Write out, character for character, the line containing "Read out every word on this page." and all lines after it up to the end of the listing.

:: The input ::

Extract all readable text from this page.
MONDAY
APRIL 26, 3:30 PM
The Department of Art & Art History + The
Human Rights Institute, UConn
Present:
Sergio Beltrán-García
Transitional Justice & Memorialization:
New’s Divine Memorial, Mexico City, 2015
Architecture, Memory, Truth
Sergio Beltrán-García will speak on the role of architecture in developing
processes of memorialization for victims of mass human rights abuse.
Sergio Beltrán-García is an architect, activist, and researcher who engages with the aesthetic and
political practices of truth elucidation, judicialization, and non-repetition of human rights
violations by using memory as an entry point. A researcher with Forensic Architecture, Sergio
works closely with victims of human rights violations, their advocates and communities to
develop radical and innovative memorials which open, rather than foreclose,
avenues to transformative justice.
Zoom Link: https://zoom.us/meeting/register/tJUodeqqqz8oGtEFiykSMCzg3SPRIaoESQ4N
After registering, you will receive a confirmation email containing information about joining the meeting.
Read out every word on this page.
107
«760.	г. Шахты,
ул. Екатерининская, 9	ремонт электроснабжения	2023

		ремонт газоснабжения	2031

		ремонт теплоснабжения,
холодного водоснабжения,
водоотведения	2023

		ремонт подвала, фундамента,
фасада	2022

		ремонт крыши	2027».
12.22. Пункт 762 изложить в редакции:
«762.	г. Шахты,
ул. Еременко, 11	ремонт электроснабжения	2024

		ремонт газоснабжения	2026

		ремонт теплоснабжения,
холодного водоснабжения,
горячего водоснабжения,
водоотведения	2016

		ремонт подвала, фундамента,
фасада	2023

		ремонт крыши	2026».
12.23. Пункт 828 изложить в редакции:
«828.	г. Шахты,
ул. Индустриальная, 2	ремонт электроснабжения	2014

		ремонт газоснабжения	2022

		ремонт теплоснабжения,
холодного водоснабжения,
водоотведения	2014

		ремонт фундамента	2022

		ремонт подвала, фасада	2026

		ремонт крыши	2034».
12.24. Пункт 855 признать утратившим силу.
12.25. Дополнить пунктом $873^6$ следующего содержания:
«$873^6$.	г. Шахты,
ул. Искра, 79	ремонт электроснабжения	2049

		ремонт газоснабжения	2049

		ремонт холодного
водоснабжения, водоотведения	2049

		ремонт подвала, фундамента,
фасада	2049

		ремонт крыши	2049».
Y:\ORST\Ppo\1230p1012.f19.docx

:::

▸ **Correct output**:
Read out every word on this page.
107
«760.	г. Шахты,
ул. Екатерининская, 9	ремонт электроснабжения	2023

		ремонт газоснабжения	2031

		ремонт теплоснабжения,
холодного водоснабжения,
водоотведения	2023

		ремонт подвала, фундамента,
фасада	2022

		ремонт крыши	2027».
12.22. Пункт 762 изложить в редакции:
«762.	г. Шахты,
ул. Еременко, 11	ремонт электроснабжения	2024

		ремонт газоснабжения	2026

		ремонт теплоснабжения,
холодного водоснабжения,
горячего водоснабжения,
водоотведения	2016

		ремонт подвала, фундамента,
фасада	2023

		ремонт крыши	2026».
12.23. Пункт 828 изложить в редакции:
«828.	г. Шахты,
ул. Индустриальная, 2	ремонт электроснабжения	2014

		ремонт газоснабжения	2022

		ремонт теплоснабжения,
холодного водоснабжения,
водоотведения	2014

		ремонт фундамента	2022

		ремонт подвала, фасада	2026

		ремонт крыши	2034».
12.24. Пункт 855 признать утратившим силу.
12.25. Дополнить пунктом $873^6$ следующего содержания:
«$873^6$.	г. Шахты,
ул. Искра, 79	ремонт электроснабжения	2049

		ремонт газоснабжения	2049

		ремонт холодного
водоснабжения, водоотведения	2049

		ремонт подвала, фундамента,
фасада	2049

		ремонт крыши	2049».
Y:\ORST\Ppo\1230p1012.f19.docx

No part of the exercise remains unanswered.